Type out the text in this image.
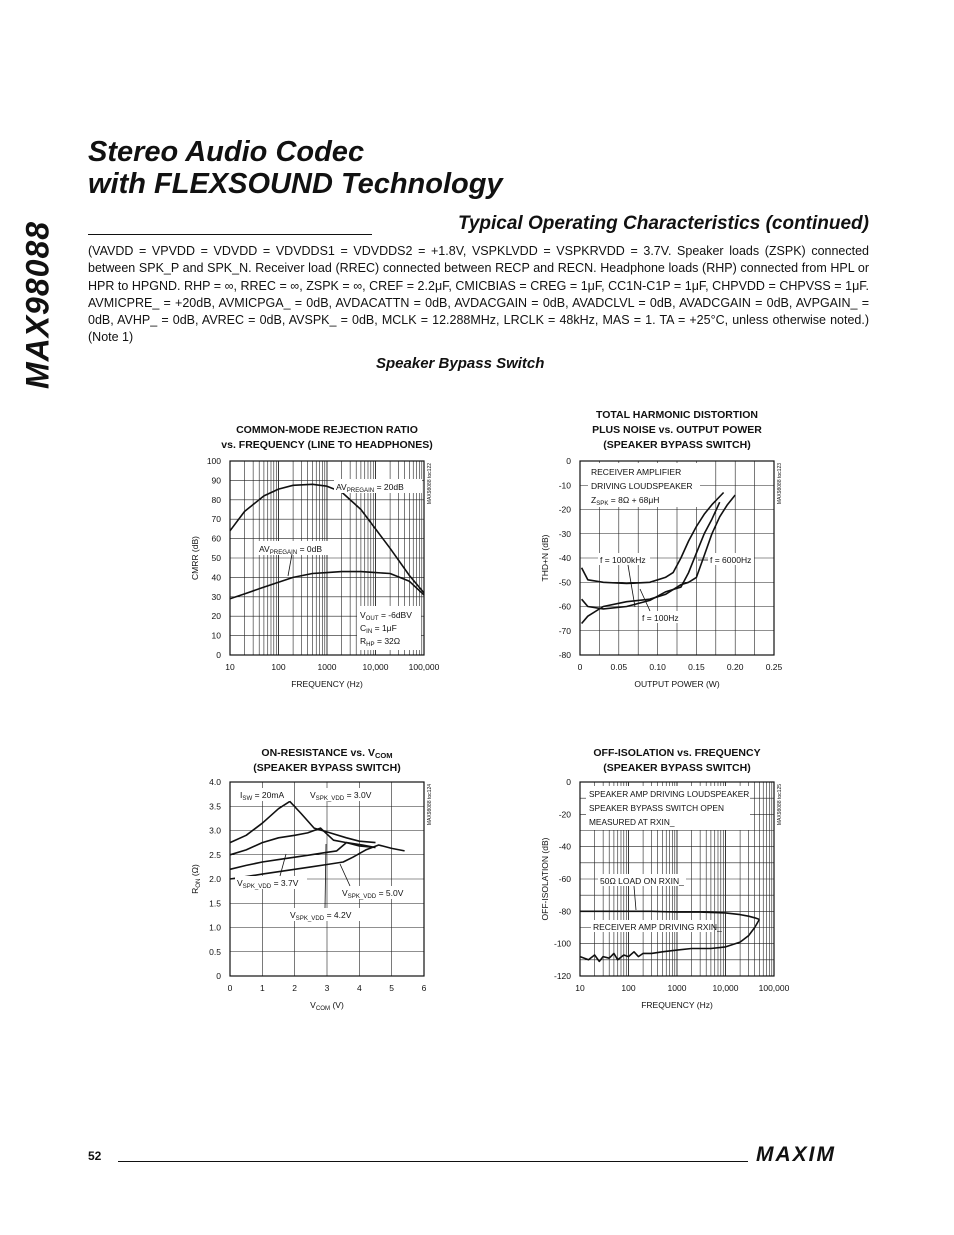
MAX98088
Stereo Audio Codec
with FLEXSOUND Technology
Typical Operating Characteristics (continued)

(VAVDD = VPVDD = VDVDD = VDVDDS1 = VDVDDS2 = +1.8V, VSPKLVDD = VSPKRVDD = 3.7V. Speaker loads (ZSPK) connected between SPK_P and SPK_N. Receiver load (RREC) connected between RECP and RECN. Headphone loads (RHP) connected from HPL or HPR to HPGND. RHP = ∞, RREC = ∞, ZSPK = ∞, CREF = 2.2μF, CMICBIAS = CREG = 1μF, CC1N-C1P = 1μF, CHPVDD = CHPVSS = 1μF. AVMICPRE_ = +20dB, AVMICPGA_ = 0dB, AVDACATTN = 0dB, AVDACGAIN = 0dB, AVADCLVL = 0dB, AVADCGAIN = 0dB, AVPGAIN_ = 0dB, AVHP_ = 0dB, AVREC = 0dB, AVSPK_ = 0dB, MCLK = 12.288MHz, LRCLK = 48kHz, MAS = 1. TA = +25°C, unless otherwise noted.) (Note 1)

Speaker Bypass Switch
COMMON-MODE REJECTION RATIO
vs. FREQUENCY (LINE TO HEADPHONES)
10	100	1000	10,000 100,000
0
10
20
30
40
50
60
70
80
90
100
FREQUENCY (Hz)
CMRR (dB)
MAX98088 toc122
$AV_{PREGAIN} = 20dB$
$AV_{PREGAIN} = 0dB$
$V_{OUT} = -6dBV$
$C_{IN} = 1\mu F$
$R_{HP} = 32\Omega$
TOTAL HARMONIC DISTORTION
PLUS NOISE vs. OUTPUT POWER
(SPEAKER BYPASS SWITCH)
0	0.05	0.10	0.15	0.20	0.25
0
-10
-20
-30
-40
-50
-60
-70
-80
OUTPUT POWER (W)
THD+N (dB)
MAX98088 toc123
RECEIVER AMPLIFIER
DRIVING LOUDSPEAKER
$Z_{SPK} = 8\Omega + 68\mu H$
f = 1000kHz	f = 6000Hz
f = 100Hz
0	1	2	3	4	5	6
0
0.5
1.0
1.5
2.0
2.5
3.0
3.5
4.0
MAX98088 toc124
ON-RESISTANCE vs. VCOM
(SPEAKER BYPASS SWITCH)
$V_{COM}$ (V)
$R_{ON}$ (Ω)
$I_{SW} = 20mA$	$V_{SPK\_VDD} = 3.0V$
$V_{SPK\_VDD} = 3.7V$
$V_{SPK\_VDD} = 5.0V$
$V_{SPK\_VDD} = 4.2V$
OFF-ISOLATION vs. FREQUENCY
(SPEAKER BYPASS SWITCH)
10	100	1000	10,000 100,000
0
-20
-40
-60
-80
-100
-120
FREQUENCY (Hz)
OFF-ISOLATION (dB)
MAX98088 toc125
SPEAKER AMP DRIVING LOUDSPEAKER
SPEAKER BYPASS SWITCH OPEN
MEASURED AT RXIN_
50Ω LOAD ON RXIN_
RECEIVER AMP DRIVING RXIN_
52	MAXIM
==================================================
**Request:** Collect each line containing the string "POWER".

**In response:**
PLUS NOISE vs. OUTPUT POWER
OUTPUT POWER (W)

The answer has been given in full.